** Start Records provided **
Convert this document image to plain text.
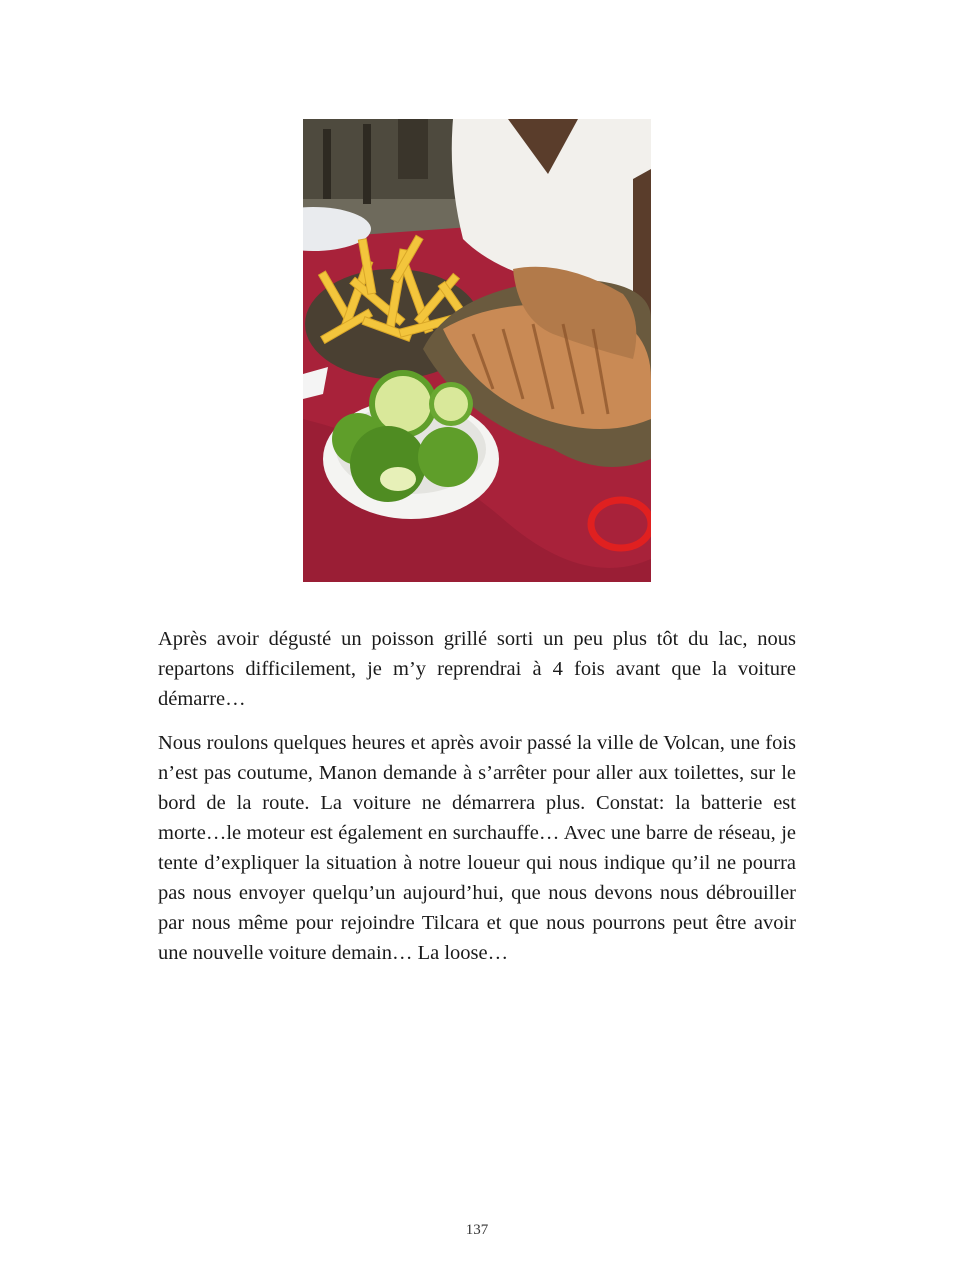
Après avoir dégusté un poisson grillé sorti un peu plus tôt du lac, nous repartons difficilement, je m’y reprendrai à 4 fois avant que la voiture démarre…

Nous roulons quelques heures et après avoir passé la ville de Volcan, une fois n’est pas coutume, Manon demande à s’arrêter pour aller aux toilettes, sur le bord de la route. La voiture ne démarrera plus. Constat: la batterie est morte…le moteur est également en surchauffe… Avec une barre de réseau, je tente d’expliquer la situation à notre loueur qui nous indique qu’il ne pourra pas nous envoyer quelqu’un aujourd’hui, que nous devons nous débrouiller par nous même pour rejoindre Tilcara et que nous pourrons peut être avoir une nouvelle voiture demain… La loose…

137
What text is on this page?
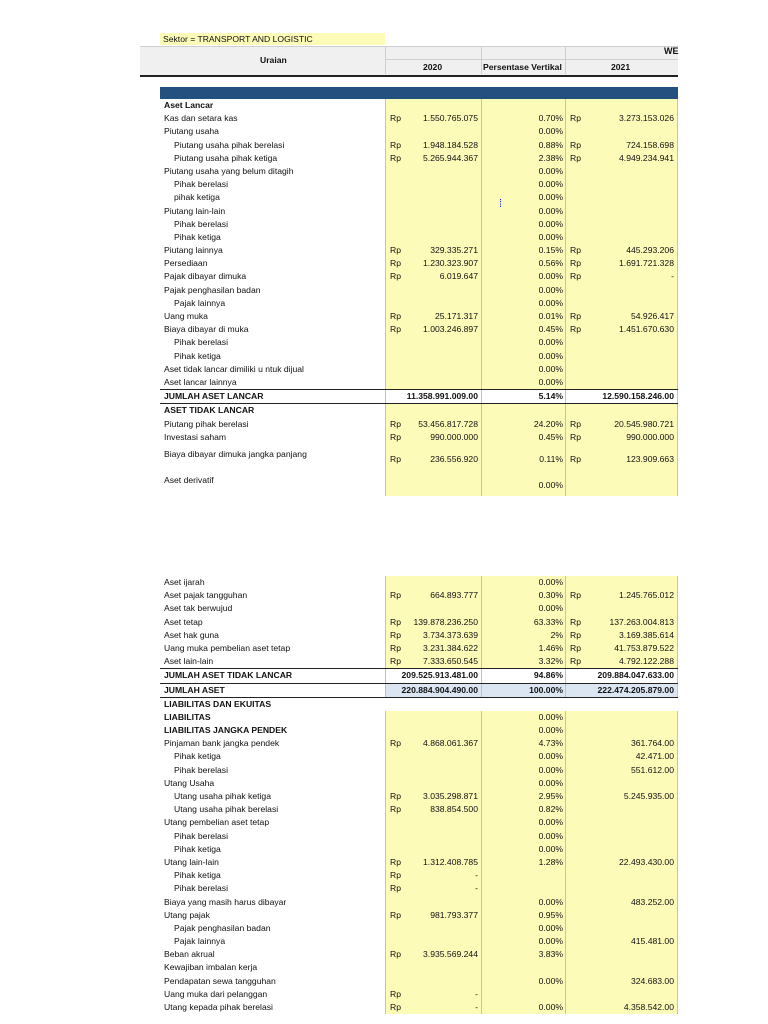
Sektor = TRANSPORT AND LOGISTIC
WE
Uraian
2020	Persentase Vertikal	2021
Aset Lancar
Kas dan setara kas	Rp	1.550.765.075	0.70% Rp	3.273.153.026
Piutang usaha	0.00%
Piutang usaha pihak berelasi	Rp	1.948.184.528	0.88% Rp	724.158.698
Piutang usaha pihak ketiga	Rp	5.265.944.367	2.38% Rp	4.949.234.941
Piutang usaha yang belum ditagih	0.00%
Pihak berelasi	0.00%
pihak ketiga	0.00%
Piutang lain-lain	0.00%
Pihak berelasi	0.00%
Pihak ketiga	0.00%
Piutang lainnya	Rp	329.335.271	0.15% Rp	445.293.206
Persediaan	Rp	1.230.323.907	0.56% Rp	1.691.721.328
Pajak dibayar dimuka	Rp	6.019.647	0.00% Rp	-
Pajak penghasilan badan	0.00%
Pajak lainnya	0.00%
Uang muka	Rp	25.171.317	0.01% Rp	54.926.417
Biaya dibayar di muka	Rp	1.003.246.897	0.45% Rp	1.451.670.630
Pihak berelasi	0.00%
Pihak ketiga	0.00%
Aset tidak lancar dimiliki u ntuk dijual	0.00%
Aset lancar lainnya	0.00%
JUMLAH ASET LANCAR	11.358.991.009.00	5.14%	12.590.158.246.00
ASET TIDAK LANCAR
Piutang pihak berelasi	Rp 53.456.817.728	24.20% Rp	20.545.980.721
Investasi saham	Rp	990.000.000	0.45% Rp	990.000.000
Biaya dibayar dimuka jangka panjang	Rp	236.556.920	0.11% Rp	123.909.663
Aset derivatif	0.00%
Aset ijarah	0.00%
Aset pajak tangguhan	Rp	664.893.777	0.30% Rp	1.245.765.012
Aset tak berwujud	0.00%
Aset tetap	Rp 139.878.236.250	63.33% Rp	137.263.004.813
Aset hak guna	Rp	3.734.373.639	2% Rp	3.169.385.614
Uang muka pembelian aset tetap	Rp	3.231.384.622	1.46% Rp	41.753.879.522
Aset lain-lain	Rp	7.333.650.545	3.32% Rp	4.792.122.288
JUMLAH ASET TIDAK LANCAR	209.525.913.481.00	94.86%	209.884.047.633.00
JUMLAH ASET	220.884.904.490.00	100.00%	222.474.205.879.00
LIABILITAS DAN EKUITAS
LIABILITAS	0.00%
LIABILITAS JANGKA PENDEK	0.00%
Pinjaman bank jangka pendek	Rp	4.868.061.367	4.73%	361.764.00
Pihak ketiga	0.00%	42.471.00
Pihak berelasi	0.00%	551.612.00
Utang Usaha	0.00%
Utang usaha pihak ketiga	Rp	3.035.298.871	2.95%	5.245.935.00
Utang usaha pihak berelasi	Rp	838.854.500	0.82%
Utang pembelian aset tetap	0.00%
Pihak berelasi	0.00%
Pihak ketiga	0.00%
Utang lain-lain	Rp	1.312.408.785	1.28%	22.493.430.00
Pihak ketiga	Rp	-
Pihak berelasi	Rp	-
Biaya yang masih harus dibayar	0.00%	483.252.00
Utang pajak	Rp	981.793.377	0.95%
Pajak penghasilan badan	0.00%
Pajak lainnya	0.00%	415.481.00
Beban akrual	Rp	3.935.569.244	3.83%
Kewajiban imbalan kerja
Pendapatan sewa tangguhan	0.00%	324.683.00
Uang muka dari pelanggan	Rp	-
Utang kepada pihak berelasi	Rp	-	0.00%	4.358.542.00
⁞
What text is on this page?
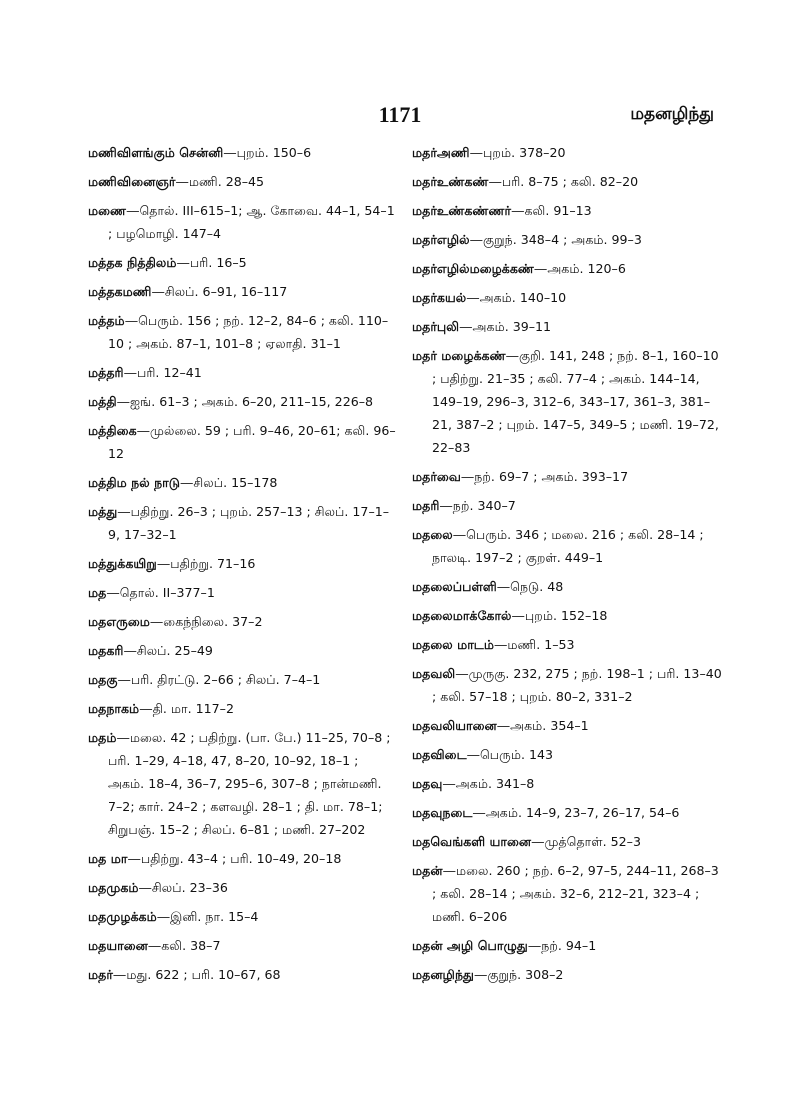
1171	மதனழிந்து
மணிவிளங்கும் சென்னி—புறம். 150–6
மணிவினைஞர்—மணி. 28–45
மணை—தொல். III–615–1; ஆ. கோவை. 44–1, 54–1 ; பழமொழி. 147–4
மத்தக நித்திலம்—பரி. 16–5
மத்தகமணி—சிலப். 6–91, 16–117
மத்தம்—பெரும். 156 ; நற். 12–2, 84–6 ; கலி. 110–10 ; அகம். 87–1, 101–8 ; ஏலாதி. 31–1
மத்தரி—பரி. 12–41
மத்தி—ஐங். 61–3 ; அகம். 6–20, 211–15, 226–8
மத்திகை—முல்லை. 59 ; பரி. 9–46, 20–61; கலி. 96–12
மத்திம நல் நாடு—சிலப். 15–178
மத்து—பதிற்று. 26–3 ; புறம். 257–13 ; சிலப். 17–1–9, 17–32–1
மத்துக்கயிறு—பதிற்று. 71–16
மத—தொல். II–377–1
மதஎருமை—கைந்நிலை. 37–2
மதகரி—சிலப். 25–49
மதகு—பரி. திரட்டு. 2–66 ; சிலப். 7–4–1
மதநாகம்—தி. மா. 117–2
மதம்—மலை. 42 ; பதிற்று. (பா. பே.) 11–25, 70–8 ; பரி. 1–29, 4–18, 47, 8–20, 10–92, 18–1 ; அகம். 18–4, 36–7, 295–6, 307–8 ; நான்மணி. 7–2; கார். 24–2 ; களவழி. 28–1 ; தி. மா. 78–1; சிறுபஞ். 15–2 ; சிலப். 6–81 ; மணி. 27–202
மத மா—பதிற்று. 43–4 ; பரி. 10–49, 20–18
மதமுகம்—சிலப். 23–36
மதமுழக்கம்—இனி. நா. 15–4
மதயானை—கலி. 38–7
மதர்—மது. 622 ; பரி. 10–67, 68
மதர்அணி—புறம். 378–20
மதர்உண்கண்—பரி. 8–75 ; கலி. 82–20
மதர்உண்கண்ணர்—கலி. 91–13
மதர்எழில்—குறுந். 348–4 ; அகம். 99–3
மதர்எழில்மழைக்கண்—அகம். 120–6
மதர்கயல்—அகம். 140–10
மதர்புலி—அகம். 39–11
மதர் மழைக்கண்—குறி. 141, 248 ; நற். 8–1, 160–10 ; பதிற்று. 21–35 ; கலி. 77–4 ; அகம். 144–14, 149–19, 296–3, 312–6, 343–17, 361–3, 381–21, 387–2 ; புறம். 147–5, 349–5 ; மணி. 19–72, 22–83
மதர்வை—நற். 69–7 ; அகம். 393–17
மதரி—நற். 340–7
மதலை—பெரும். 346 ; மலை. 216 ; கலி. 28–14 ; நாலடி. 197–2 ; குறள். 449–1
மதலைப்பள்ளி—நெடு. 48
மதலைமாக்கோல்—புறம். 152–18
மதலை மாடம்—மணி. 1–53
மதவலி—முருகு. 232, 275 ; நற். 198–1 ; பரி. 13–40 ; கலி. 57–18 ; புறம். 80–2, 331–2
மதவலியானை—அகம். 354–1
மதவிடை—பெரும். 143
மதவு—அகம். 341–8
மதவுநடை—அகம். 14–9, 23–7, 26–17, 54–6
மதவெங்களி யானை—முத்தொள். 52–3
மதன்—மலை. 260 ; நற். 6–2, 97–5, 244–11, 268–3 ; கலி. 28–14 ; அகம். 32–6, 212–21, 323–4 ; மணி. 6–206
மதன் அழி பொழுது—நற். 94–1
மதனழிந்து—குறுந். 308–2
** End Records provided **
**Goal of the exercise:**
Of the lines above, how many hold the string "nous"? Answer with only the number.

**Exercise result:**
2